→ TASK REQUIREMENTS: Reproduce each line of the material exactly, minus any picture.

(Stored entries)
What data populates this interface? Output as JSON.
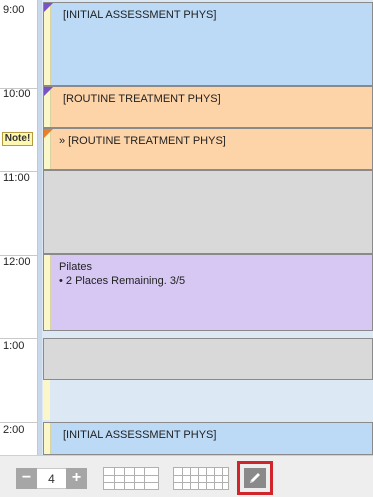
{
  "times": [
    "9:00",
    "10:00",
    "11:00",
    "12:00",
    "1:00",
    "2:00"
  ],
  "note_badge": "Note!",
  "appointments": [
    {
      "text": "[INITIAL ASSESSMENT PHYS]"
    },
    {
      "text": "[ROUTINE TREATMENT PHYS]"
    },
    {
      "text": "» [ROUTINE TREATMENT PHYS]"
    },
    {
      "text": ""
    },
    {
      "title": "Pilates",
      "detail": "• 2 Places Remaining. 3/5"
    },
    {
      "text": ""
    },
    {
      "text": "[INITIAL ASSESSMENT PHYS]"
    }
  ],
  "toolbar": {
    "minus_label": "−",
    "count_value": "4",
    "plus_label": "+"
  },
  "colors": {
    "blue_appt": "#bcd9f5",
    "orange_appt": "#fdd3a8",
    "grey_block": "#d9d9d9",
    "purple_class": "#d6c8f2",
    "corner_purple": "#7a52c2",
    "corner_orange": "#e8822a",
    "highlight_red": "#d0252a"
  }
}
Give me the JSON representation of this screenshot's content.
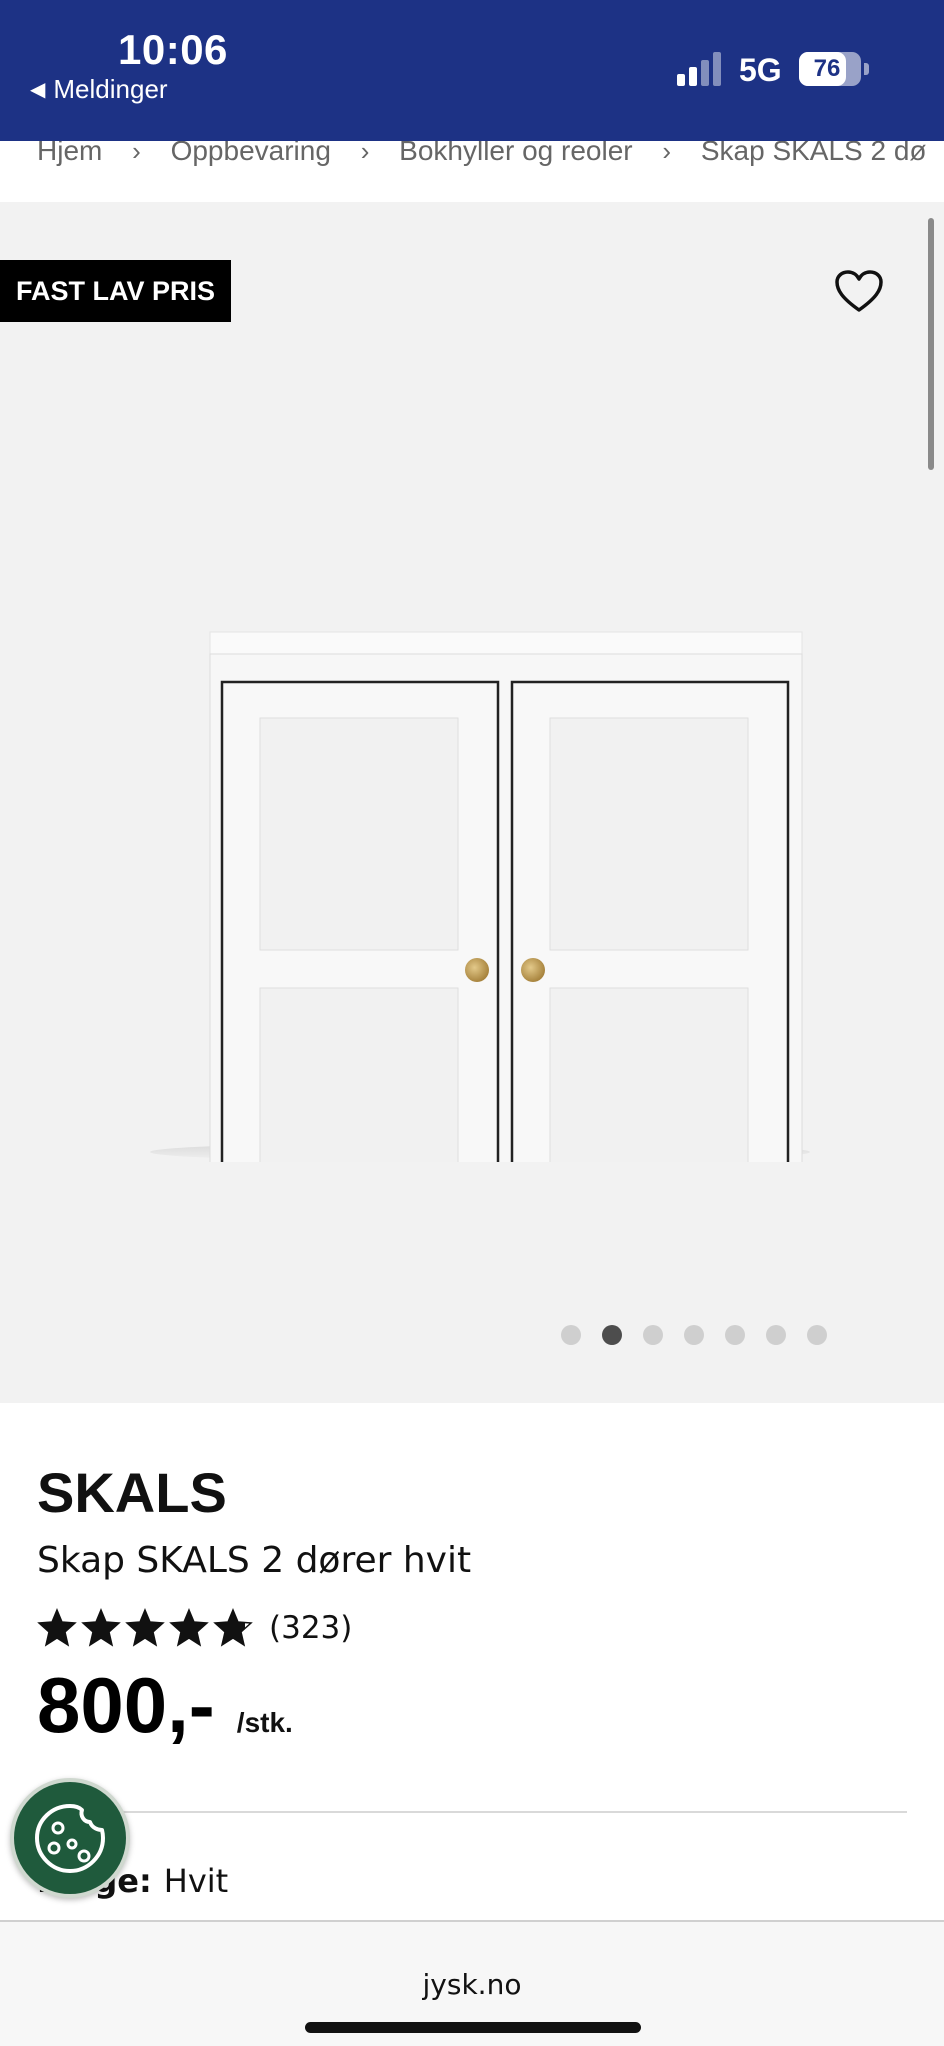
{
  "status_bar": {
    "time": "10:06",
    "back_app": "Meldinger",
    "network": "5G",
    "battery": "76",
    "battery_level": 0.76,
    "background_color": "#1d3285"
  },
  "breadcrumb": {
    "items": [
      "Hjem",
      "Oppbevaring",
      "Bokhyller og reoler",
      "Skap SKALS 2 dø"
    ]
  },
  "gallery": {
    "badge": "FAST LAV PRIS",
    "favorite_icon": "heart-outline-icon",
    "image_count": 7,
    "active_index": 1
  },
  "product": {
    "brand": "SKALS",
    "name": "Skap SKALS 2 dører hvit",
    "rating": 4.8,
    "review_count": "(323)",
    "price": "800,-",
    "unit": "/stk.",
    "color_label": "Farge:",
    "color_value": "Hvit"
  },
  "cookie_button": {
    "icon": "cookie-icon",
    "color": "#1f5a3c"
  },
  "browser": {
    "url": "jysk.no"
  }
}
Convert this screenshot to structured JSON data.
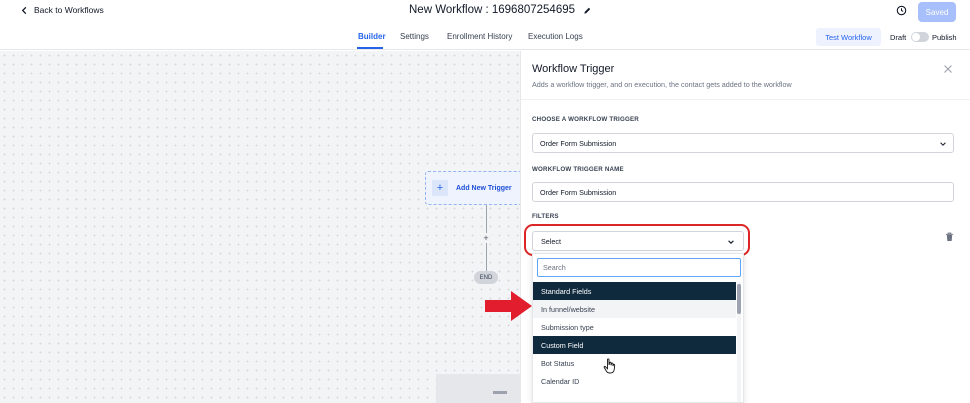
{
  "header": {
    "back_label": "Back to Workflows",
    "workflow_title": "New Workflow : 1696807254695",
    "saved_label": "Saved"
  },
  "tabs": [
    {
      "label": "Builder",
      "active": true
    },
    {
      "label": "Settings",
      "active": false
    },
    {
      "label": "Enrollment History",
      "active": false
    },
    {
      "label": "Execution Logs",
      "active": false
    }
  ],
  "actions": {
    "test_label": "Test Workflow",
    "draft_label": "Draft",
    "publish_label": "Publish",
    "published": false
  },
  "canvas": {
    "add_trigger_label": "Add New Trigger",
    "end_label": "END"
  },
  "panel": {
    "title": "Workflow Trigger",
    "description": "Adds a workflow trigger, and on execution, the contact gets added to the workflow",
    "choose_trigger_label": "CHOOSE A WORKFLOW TRIGGER",
    "trigger_value": "Order Form Submission",
    "trigger_name_label": "WORKFLOW TRIGGER NAME",
    "trigger_name_value": "Order Form Submission",
    "filters_label": "FILTERS",
    "filter_select_value": "Select",
    "search_placeholder": "Search",
    "options": [
      {
        "label": "Standard Fields",
        "group": true
      },
      {
        "label": "In funnel/website",
        "group": false,
        "hover": true
      },
      {
        "label": "Submission type",
        "group": false
      },
      {
        "label": "Custom Field",
        "group": true
      },
      {
        "label": "Bot Status",
        "group": false
      },
      {
        "label": "Calendar ID",
        "group": false
      }
    ]
  },
  "colors": {
    "accent": "#2563eb",
    "group_header": "#0f2a3d",
    "annotation_red": "#dc2626",
    "saved_button": "#a7bffb"
  }
}
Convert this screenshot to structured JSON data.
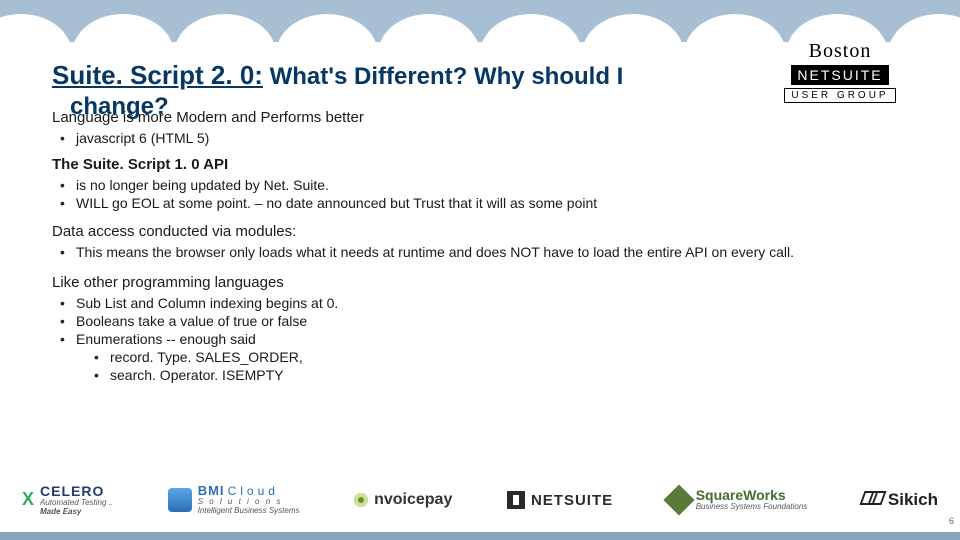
{
  "badge": {
    "line1": "Boston",
    "line2": "NETSUITE",
    "line3": "USER GROUP"
  },
  "title": {
    "prefix": "Suite. Script 2. 0:",
    "rest": " What's Different?  Why should I",
    "line2": "change?"
  },
  "sec1": {
    "lead": "Language is more Modern and Performs better",
    "b1": "javascript 6 (HTML 5)"
  },
  "sec2": {
    "head": "The Suite. Script 1. 0 API",
    "b1": "is no longer being updated by Net. Suite.",
    "b2": "WILL go EOL at some point.  – no date announced but Trust that it will as some point"
  },
  "sec3": {
    "lead": "Data access conducted via modules:",
    "b1": "This means the browser only loads what it needs at runtime and does NOT have to load the entire API on every call."
  },
  "sec4": {
    "lead": "Like other programming languages",
    "b1": "Sub List and Column indexing begins at 0.",
    "b2": "Booleans take a value of true or false",
    "b3": "Enumerations   -- enough said",
    "b3a": "record. Type. SALES_ORDER,",
    "b3b": "search. Operator. ISEMPTY"
  },
  "footer": {
    "xcelero": {
      "name": "CELERO",
      "tag1": "Automated Testing ..",
      "tag2": "Made Easy"
    },
    "bmi": {
      "name1": "BMI",
      "name2": "Cloud",
      "sub": "S o l u t i o n s",
      "tag": "Intelligent Business Systems"
    },
    "nvoice": {
      "name": "nvoicepay"
    },
    "netsuite": {
      "name": "NETSUITE"
    },
    "square": {
      "name": "SquareWorks",
      "tag": "Business Systems Foundations"
    },
    "sikich": {
      "name": "Sikich"
    },
    "page": "6"
  }
}
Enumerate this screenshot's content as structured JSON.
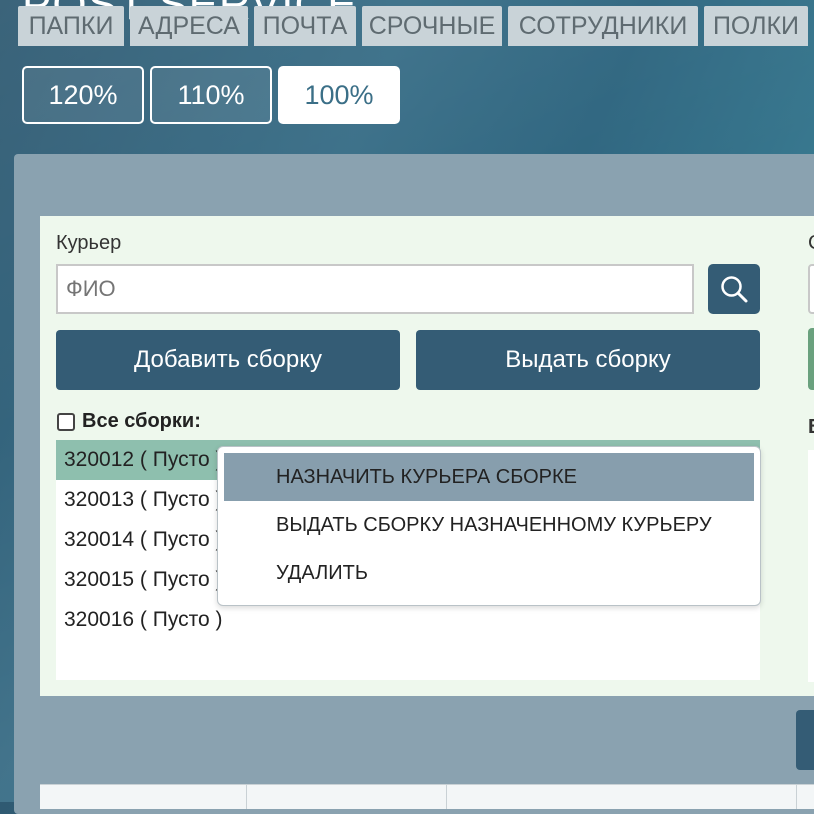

→ FINISHED EXERCISE:
What data populates this interface? Output as JSON.
{
  "times": [
    "9:00",
    "10:00",
    "11:00",
    "12:00",
    "1:00",
    "2:00"
  ],
  "note_badge": "Note!",
  "appointments": [
    {
      "text": "[INITIAL ASSESSMENT PHYS]"
    },
    {
      "text": "[ROUTINE TREATMENT PHYS]"
    },
    {
      "text": "» [ROUTINE TREATMENT PHYS]"
    },
    {
      "text": ""
    },
    {
      "title": "Pilates",
      "detail": "• 2 Places Remaining. 3/5"
    },
    {
      "text": ""
    },
    {
      "text": "[INITIAL ASSESSMENT PHYS]"
    }
  ],
  "toolbar": {
    "minus_label": "−",
    "count_value": "4",
    "plus_label": "+"
  },
  "colors": {
    "blue_appt": "#bcd9f5",
    "orange_appt": "#fdd3a8",
    "grey_block": "#d9d9d9",
    "purple_class": "#d6c8f2",
    "corner_purple": "#7a52c2",
    "corner_orange": "#e8822a",
    "highlight_red": "#d0252a"
  }
}
Give me the JSON representation of this screenshot's content.
{
  "status_bar": {
    "time": "10:06",
    "back_app": "Meldinger",
    "network": "5G",
    "battery": "76",
    "battery_level": 0.76,
    "background_color": "#1d3285"
  },
  "breadcrumb": {
    "items": [
      "Hjem",
      "Oppbevaring",
      "Bokhyller og reoler",
      "Skap SKALS 2 dø"
    ]
  },
  "gallery": {
    "badge": "FAST LAV PRIS",
    "favorite_icon": "heart-outline-icon",
    "image_count": 7,
    "active_index": 1
  },
  "product": {
    "brand": "SKALS",
    "name": "Skap SKALS 2 dører hvit",
    "rating": 4.8,
    "review_count": "(323)",
    "price": "800,-",
    "unit": "/stk.",
    "color_label": "Farge:",
    "color_value": "Hvit"
  },
  "cookie_button": {
    "icon": "cookie-icon",
    "color": "#1f5a3c"
  },
  "browser": {
    "url": "jysk.no"
  }
}
Convert this screenshot to structured JSON data.
{
  "header": {
    "back_label": "Back to Workflows",
    "workflow_title": "New Workflow : 1696807254695",
    "saved_label": "Saved"
  },
  "tabs": [
    {
      "label": "Builder",
      "active": true
    },
    {
      "label": "Settings",
      "active": false
    },
    {
      "label": "Enrollment History",
      "active": false
    },
    {
      "label": "Execution Logs",
      "active": false
    }
  ],
  "actions": {
    "test_label": "Test Workflow",
    "draft_label": "Draft",
    "publish_label": "Publish",
    "published": false
  },
  "canvas": {
    "add_trigger_label": "Add New Trigger",
    "end_label": "END"
  },
  "panel": {
    "title": "Workflow Trigger",
    "description": "Adds a workflow trigger, and on execution, the contact gets added to the workflow",
    "choose_trigger_label": "CHOOSE A WORKFLOW TRIGGER",
    "trigger_value": "Order Form Submission",
    "trigger_name_label": "WORKFLOW TRIGGER NAME",
    "trigger_name_value": "Order Form Submission",
    "filters_label": "FILTERS",
    "filter_select_value": "Select",
    "search_placeholder": "Search",
    "options": [
      {
        "label": "Standard Fields",
        "group": true
      },
      {
        "label": "In funnel/website",
        "group": false,
        "hover": true
      },
      {
        "label": "Submission type",
        "group": false
      },
      {
        "label": "Custom Field",
        "group": true
      },
      {
        "label": "Bot Status",
        "group": false
      },
      {
        "label": "Calendar ID",
        "group": false
      }
    ]
  },
  "colors": {
    "accent": "#2563eb",
    "group_header": "#0f2a3d",
    "annotation_red": "#dc2626",
    "saved_button": "#a7bffb"
  }
}
Convert this screenshot to structured JSON data.
{
  "badge": {
    "line1": "Boston",
    "line2": "NETSUITE",
    "line3": "USER GROUP"
  },
  "title": {
    "prefix": "Suite. Script 2. 0:",
    "rest": " What's Different?  Why should I",
    "line2": "change?"
  },
  "sec1": {
    "lead": "Language is more Modern and Performs better",
    "b1": "javascript 6 (HTML 5)"
  },
  "sec2": {
    "head": "The Suite. Script 1. 0 API",
    "b1": "is no longer being updated by Net. Suite.",
    "b2": "WILL go EOL at some point.  – no date announced but Trust that it will as some point"
  },
  "sec3": {
    "lead": "Data access conducted via modules:",
    "b1": "This means the browser only loads what it needs at runtime and does NOT have to load the entire API on every call."
  },
  "sec4": {
    "lead": "Like other programming languages",
    "b1": "Sub List and Column indexing begins at 0.",
    "b2": "Booleans take a value of true or false",
    "b3": "Enumerations   -- enough said",
    "b3a": "record. Type. SALES_ORDER,",
    "b3b": "search. Operator. ISEMPTY"
  },
  "footer": {
    "xcelero": {
      "name": "CELERO",
      "tag1": "Automated Testing ..",
      "tag2": "Made Easy"
    },
    "bmi": {
      "name1": "BMI",
      "name2": "Cloud",
      "sub": "S o l u t i o n s",
      "tag": "Intelligent Business Systems"
    },
    "nvoice": {
      "name": "nvoicepay"
    },
    "netsuite": {
      "name": "NETSUITE"
    },
    "square": {
      "name": "SquareWorks",
      "tag": "Business Systems Foundations"
    },
    "sikich": {
      "name": "Sikich"
    },
    "page": "6"
  }
}
Enumerate this screenshot's content as structured JSON.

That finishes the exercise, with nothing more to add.